Copy out each line of the material below that holds the string "pojištění".

++++ Input for this task ++++

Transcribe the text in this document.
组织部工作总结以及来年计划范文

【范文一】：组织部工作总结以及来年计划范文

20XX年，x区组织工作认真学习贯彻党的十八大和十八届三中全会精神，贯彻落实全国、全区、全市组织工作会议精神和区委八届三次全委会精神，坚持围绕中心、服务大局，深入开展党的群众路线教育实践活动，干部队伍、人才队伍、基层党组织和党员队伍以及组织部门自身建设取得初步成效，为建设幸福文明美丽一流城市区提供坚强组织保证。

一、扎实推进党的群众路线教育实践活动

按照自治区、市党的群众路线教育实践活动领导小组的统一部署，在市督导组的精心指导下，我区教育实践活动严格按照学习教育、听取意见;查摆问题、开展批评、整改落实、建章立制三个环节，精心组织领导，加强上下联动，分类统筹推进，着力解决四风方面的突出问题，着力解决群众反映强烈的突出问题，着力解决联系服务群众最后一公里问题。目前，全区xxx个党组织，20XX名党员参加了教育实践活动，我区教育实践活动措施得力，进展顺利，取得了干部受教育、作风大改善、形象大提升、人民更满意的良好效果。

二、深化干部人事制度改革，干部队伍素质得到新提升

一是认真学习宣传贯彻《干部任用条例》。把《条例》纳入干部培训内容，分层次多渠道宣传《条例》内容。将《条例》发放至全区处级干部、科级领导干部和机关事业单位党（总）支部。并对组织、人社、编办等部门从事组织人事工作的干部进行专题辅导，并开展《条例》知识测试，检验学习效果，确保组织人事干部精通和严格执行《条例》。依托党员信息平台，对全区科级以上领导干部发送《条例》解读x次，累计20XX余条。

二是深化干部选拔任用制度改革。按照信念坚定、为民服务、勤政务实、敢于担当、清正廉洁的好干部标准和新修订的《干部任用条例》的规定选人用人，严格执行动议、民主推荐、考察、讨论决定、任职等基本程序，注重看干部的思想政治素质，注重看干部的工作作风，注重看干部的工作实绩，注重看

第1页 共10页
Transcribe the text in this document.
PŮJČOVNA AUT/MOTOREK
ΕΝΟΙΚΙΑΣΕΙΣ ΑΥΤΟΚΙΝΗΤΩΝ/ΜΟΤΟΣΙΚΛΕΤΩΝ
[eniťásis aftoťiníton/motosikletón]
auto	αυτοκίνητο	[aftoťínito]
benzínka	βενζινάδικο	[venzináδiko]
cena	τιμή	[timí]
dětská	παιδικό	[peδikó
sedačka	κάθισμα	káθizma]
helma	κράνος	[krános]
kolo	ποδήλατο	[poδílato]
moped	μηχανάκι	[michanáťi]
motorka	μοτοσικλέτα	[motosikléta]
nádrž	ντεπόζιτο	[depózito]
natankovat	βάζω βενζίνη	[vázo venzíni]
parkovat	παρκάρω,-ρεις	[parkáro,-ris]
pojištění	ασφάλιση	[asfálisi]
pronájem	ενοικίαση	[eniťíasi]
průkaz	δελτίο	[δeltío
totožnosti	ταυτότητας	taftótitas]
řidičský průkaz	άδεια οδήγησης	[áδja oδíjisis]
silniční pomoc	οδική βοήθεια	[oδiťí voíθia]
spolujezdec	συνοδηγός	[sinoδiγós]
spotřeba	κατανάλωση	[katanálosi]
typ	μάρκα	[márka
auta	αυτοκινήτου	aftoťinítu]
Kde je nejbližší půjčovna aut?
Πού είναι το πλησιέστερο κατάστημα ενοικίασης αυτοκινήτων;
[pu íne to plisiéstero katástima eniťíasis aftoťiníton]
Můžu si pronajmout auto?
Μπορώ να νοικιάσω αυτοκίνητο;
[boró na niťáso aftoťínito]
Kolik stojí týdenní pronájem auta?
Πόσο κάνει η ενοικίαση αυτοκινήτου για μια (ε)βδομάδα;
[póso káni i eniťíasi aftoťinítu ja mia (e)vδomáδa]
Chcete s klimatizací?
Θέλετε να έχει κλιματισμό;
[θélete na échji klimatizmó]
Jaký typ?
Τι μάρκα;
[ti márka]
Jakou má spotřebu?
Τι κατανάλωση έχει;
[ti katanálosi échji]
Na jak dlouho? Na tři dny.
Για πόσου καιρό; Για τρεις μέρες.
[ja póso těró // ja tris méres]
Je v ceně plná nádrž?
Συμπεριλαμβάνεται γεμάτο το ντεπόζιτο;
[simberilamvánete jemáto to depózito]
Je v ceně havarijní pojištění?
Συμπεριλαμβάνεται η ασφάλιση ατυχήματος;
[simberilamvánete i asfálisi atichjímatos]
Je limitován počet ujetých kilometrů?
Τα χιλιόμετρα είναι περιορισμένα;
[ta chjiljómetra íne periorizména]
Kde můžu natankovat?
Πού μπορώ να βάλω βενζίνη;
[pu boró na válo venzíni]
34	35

++++

- [Answer to this problem]:
pojištění	ασφάλιση	[asfálisi]
Je v ceně havarijní pojištění?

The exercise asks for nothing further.